Copy out each line in the material below that has the word "Linear".

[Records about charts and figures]
......
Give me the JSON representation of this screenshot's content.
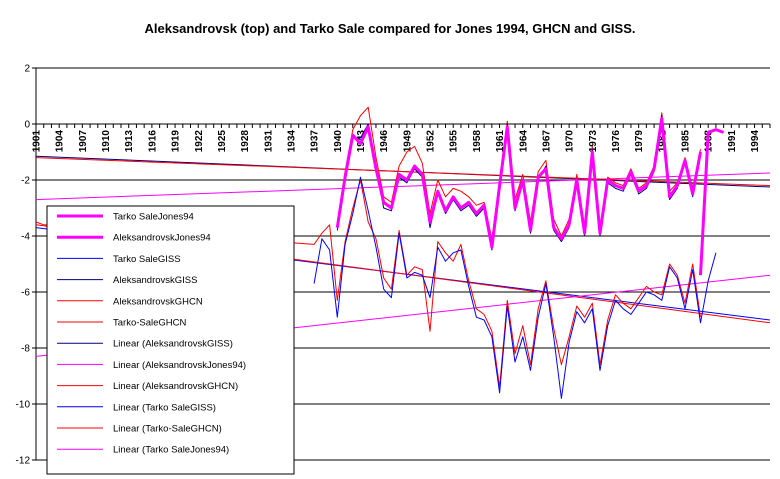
{
  "chart_data": {
    "type": "line",
    "title": "Aleksandrovsk (top) and Tarko Sale compared for Jones 1994, GHCN and GISS.",
    "xlabel": "",
    "ylabel": "",
    "xlim": [
      1901,
      1996
    ],
    "ylim": [
      -12,
      2
    ],
    "yticks": [
      2,
      0,
      -2,
      -4,
      -6,
      -8,
      -10,
      -12
    ],
    "xticks": [
      1901,
      1904,
      1907,
      1910,
      1913,
      1916,
      1919,
      1922,
      1925,
      1928,
      1931,
      1934,
      1937,
      1940,
      1943,
      1946,
      1949,
      1952,
      1955,
      1958,
      1961,
      1964,
      1967,
      1970,
      1973,
      1976,
      1979,
      1982,
      1985,
      1988,
      1991,
      1994
    ],
    "grid": "horizontal",
    "legend_position": "bottom-left",
    "series": [
      {
        "name": "Tarko SaleJones94",
        "color": "#ff00ff",
        "width": 3,
        "x": [
          1987,
          1988,
          1989,
          1990
        ],
        "y": [
          -5.4,
          -0.3,
          -0.2,
          -0.3
        ]
      },
      {
        "name": "AleksandrovskJones94",
        "color": "#ff00ff",
        "width": 3,
        "x": [
          1940,
          1941,
          1942,
          1943,
          1944,
          1945,
          1946,
          1947,
          1948,
          1949,
          1950,
          1951,
          1952,
          1953,
          1954,
          1955,
          1956,
          1957,
          1958,
          1959,
          1960,
          1961,
          1962,
          1963,
          1964,
          1965,
          1966,
          1967,
          1968,
          1969,
          1970,
          1971,
          1972,
          1973,
          1974,
          1975,
          1976,
          1977,
          1978,
          1979,
          1980,
          1981,
          1982,
          1983,
          1984,
          1985,
          1986,
          1987
        ],
        "y": [
          -3.7,
          -1.9,
          -0.4,
          -0.7,
          -0.1,
          -1.6,
          -2.8,
          -3.0,
          -1.8,
          -2.0,
          -1.5,
          -1.8,
          -3.5,
          -2.4,
          -3.1,
          -2.6,
          -3.0,
          -2.8,
          -3.2,
          -2.9,
          -4.4,
          -2.2,
          -0.1,
          -3.0,
          -2.0,
          -3.8,
          -1.9,
          -1.6,
          -3.7,
          -4.1,
          -3.6,
          -2.0,
          -3.9,
          -1.0,
          -3.9,
          -2.0,
          -2.2,
          -2.3,
          -1.7,
          -2.4,
          -2.2,
          -1.6,
          0.2,
          -2.6,
          -2.2,
          -1.3,
          -2.5,
          -1.0
        ]
      },
      {
        "name": "Tarko SaleGISS",
        "color": "#0000ff",
        "width": 1,
        "x": [
          1937,
          1938,
          1939,
          1940,
          1941,
          1942,
          1943,
          1944,
          1945,
          1946,
          1947,
          1948,
          1949,
          1950,
          1951,
          1952,
          1953,
          1954,
          1955,
          1956,
          1957,
          1958,
          1959,
          1960,
          1961,
          1962,
          1963,
          1964,
          1965,
          1966,
          1967,
          1968,
          1969,
          1970,
          1971,
          1972,
          1973,
          1974,
          1975,
          1976,
          1977,
          1978,
          1979,
          1980,
          1981,
          1982,
          1983,
          1984,
          1985,
          1986,
          1987,
          1988,
          1989
        ],
        "y": [
          -5.7,
          -4.1,
          -4.5,
          -6.9,
          -4.3,
          -3.2,
          -1.9,
          -3.1,
          -4.4,
          -5.9,
          -6.2,
          -3.9,
          -5.5,
          -5.3,
          -5.4,
          -6.2,
          -4.4,
          -4.9,
          -4.6,
          -4.5,
          -5.8,
          -6.9,
          -7.0,
          -7.6,
          -9.6,
          -6.5,
          -8.5,
          -7.6,
          -8.8,
          -6.9,
          -5.7,
          -7.6,
          -9.8,
          -7.8,
          -6.7,
          -7.1,
          -6.6,
          -8.8,
          -7.2,
          -6.3,
          -6.6,
          -6.8,
          -6.4,
          -6.0,
          -6.1,
          -6.3,
          -5.1,
          -5.5,
          -6.6,
          -5.2,
          -7.1,
          -5.6,
          -4.6
        ]
      },
      {
        "name": "AleksandrovskGISS",
        "color": "#000080",
        "width": 1,
        "x": [
          1940,
          1941,
          1942,
          1943,
          1944,
          1945,
          1946,
          1947,
          1948,
          1949,
          1950,
          1951,
          1952,
          1953,
          1954,
          1955,
          1956,
          1957,
          1958,
          1959,
          1960,
          1961,
          1962,
          1963,
          1964,
          1965,
          1966,
          1967,
          1968,
          1969,
          1970,
          1971,
          1972,
          1973,
          1974,
          1975,
          1976,
          1977,
          1978,
          1979,
          1980,
          1981,
          1982,
          1983,
          1984,
          1985,
          1986,
          1987
        ],
        "y": [
          -3.8,
          -2.0,
          -0.5,
          -0.5,
          0.0,
          -1.6,
          -3.0,
          -3.1,
          -1.9,
          -2.1,
          -1.6,
          -1.9,
          -3.7,
          -2.5,
          -3.2,
          -2.7,
          -3.1,
          -2.9,
          -3.3,
          -3.0,
          -4.5,
          -2.3,
          0.0,
          -3.1,
          -2.1,
          -3.9,
          -2.0,
          -1.5,
          -3.8,
          -4.2,
          -3.7,
          -2.1,
          -4.0,
          -0.9,
          -4.0,
          -2.1,
          -2.3,
          -2.4,
          -1.8,
          -2.5,
          -2.3,
          -1.7,
          0.3,
          -2.7,
          -2.3,
          -1.4,
          -2.6,
          -1.1
        ]
      },
      {
        "name": "AleksandrovskGHCN",
        "color": "#ff0000",
        "width": 1,
        "x": [
          1940,
          1941,
          1942,
          1943,
          1944,
          1945,
          1946,
          1947,
          1948,
          1949,
          1950,
          1951,
          1952,
          1953,
          1954,
          1955,
          1956,
          1957,
          1958,
          1959,
          1960,
          1961,
          1962,
          1963,
          1964,
          1965,
          1966,
          1967,
          1968,
          1969,
          1970,
          1971,
          1972,
          1973,
          1974,
          1975,
          1976,
          1977,
          1978,
          1979,
          1980,
          1981,
          1982,
          1983,
          1984,
          1985,
          1986,
          1987
        ],
        "y": [
          -3.5,
          -1.7,
          -0.2,
          0.3,
          0.6,
          -1.2,
          -2.6,
          -2.8,
          -1.5,
          -1.0,
          -0.8,
          -1.4,
          -3.2,
          -2.0,
          -2.6,
          -2.3,
          -2.4,
          -2.6,
          -2.9,
          -2.8,
          -4.1,
          -2.0,
          0.1,
          -2.7,
          -1.8,
          -3.5,
          -1.7,
          -1.3,
          -3.4,
          -4.0,
          -3.4,
          -1.8,
          -3.7,
          -0.8,
          -3.7,
          -1.9,
          -2.1,
          -2.2,
          -1.6,
          -2.3,
          -2.1,
          -1.5,
          0.4,
          -2.4,
          -2.1,
          -1.2,
          -2.3,
          -0.9
        ]
      },
      {
        "name": "Tarko-SaleGHCN",
        "color": "#ff0000",
        "width": 1,
        "x": [
          1901,
          1902,
          1937,
          1938,
          1939,
          1940,
          1941,
          1942,
          1943,
          1944,
          1945,
          1946,
          1947,
          1948,
          1949,
          1950,
          1951,
          1952,
          1953,
          1954,
          1955,
          1956,
          1957,
          1958,
          1959,
          1960,
          1961,
          1962,
          1963,
          1964,
          1965,
          1966,
          1967,
          1968,
          1969,
          1970,
          1971,
          1972,
          1973,
          1974,
          1975,
          1976,
          1977,
          1978,
          1979,
          1980,
          1981,
          1982,
          1983,
          1984,
          1985,
          1986,
          1987
        ],
        "y": [
          -3.5,
          -3.6,
          -4.3,
          -3.9,
          -3.6,
          -6.3,
          -4.2,
          -3.0,
          -2.0,
          -3.5,
          -4.1,
          -5.5,
          -5.9,
          -3.8,
          -5.4,
          -5.1,
          -5.2,
          -7.4,
          -4.2,
          -4.6,
          -4.9,
          -4.3,
          -5.6,
          -6.6,
          -6.8,
          -7.4,
          -9.4,
          -6.3,
          -8.2,
          -7.2,
          -8.6,
          -6.6,
          -5.6,
          -7.3,
          -8.6,
          -7.6,
          -6.5,
          -6.9,
          -6.4,
          -8.6,
          -7.0,
          -6.1,
          -6.4,
          -6.6,
          -6.2,
          -5.8,
          -6.0,
          -6.1,
          -5.0,
          -5.4,
          -6.4,
          -5.0,
          -6.9
        ]
      },
      {
        "name": "Linear (AleksandrovskGISS)",
        "color": "#000080",
        "width": 1,
        "x": [
          1901,
          1996
        ],
        "y": [
          -1.15,
          -2.25
        ]
      },
      {
        "name": "Linear (AleksandrovskJones94)",
        "color": "#ff00ff",
        "width": 1,
        "x": [
          1901,
          1996
        ],
        "y": [
          -2.7,
          -1.75
        ]
      },
      {
        "name": "Linear (AleksandrovskGHCN)",
        "color": "#ff0000",
        "width": 1,
        "x": [
          1901,
          1996
        ],
        "y": [
          -1.2,
          -2.2
        ]
      },
      {
        "name": "Linear (Tarko SaleGISS)",
        "color": "#0000ff",
        "width": 1,
        "x": [
          1901,
          1996
        ],
        "y": [
          -3.7,
          -7.0
        ]
      },
      {
        "name": "Linear (Tarko-SaleGHCN)",
        "color": "#ff0000",
        "width": 1,
        "x": [
          1901,
          1996
        ],
        "y": [
          -3.6,
          -7.1
        ]
      },
      {
        "name": "Linear (Tarko SaleJones94)",
        "color": "#ff00ff",
        "width": 1,
        "x": [
          1901,
          1996
        ],
        "y": [
          -8.3,
          -5.4
        ]
      }
    ]
  }
}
......
__Solution to this task__:
        "name": "Linear (AleksandrovskGISS)",
        "name": "Linear (AleksandrovskJones94)",
        "name": "Linear (AleksandrovskGHCN)",
        "name": "Linear (Tarko SaleGISS)",
        "name": "Linear (Tarko-SaleGHCN)",
        "name": "Linear (Tarko SaleJones94)",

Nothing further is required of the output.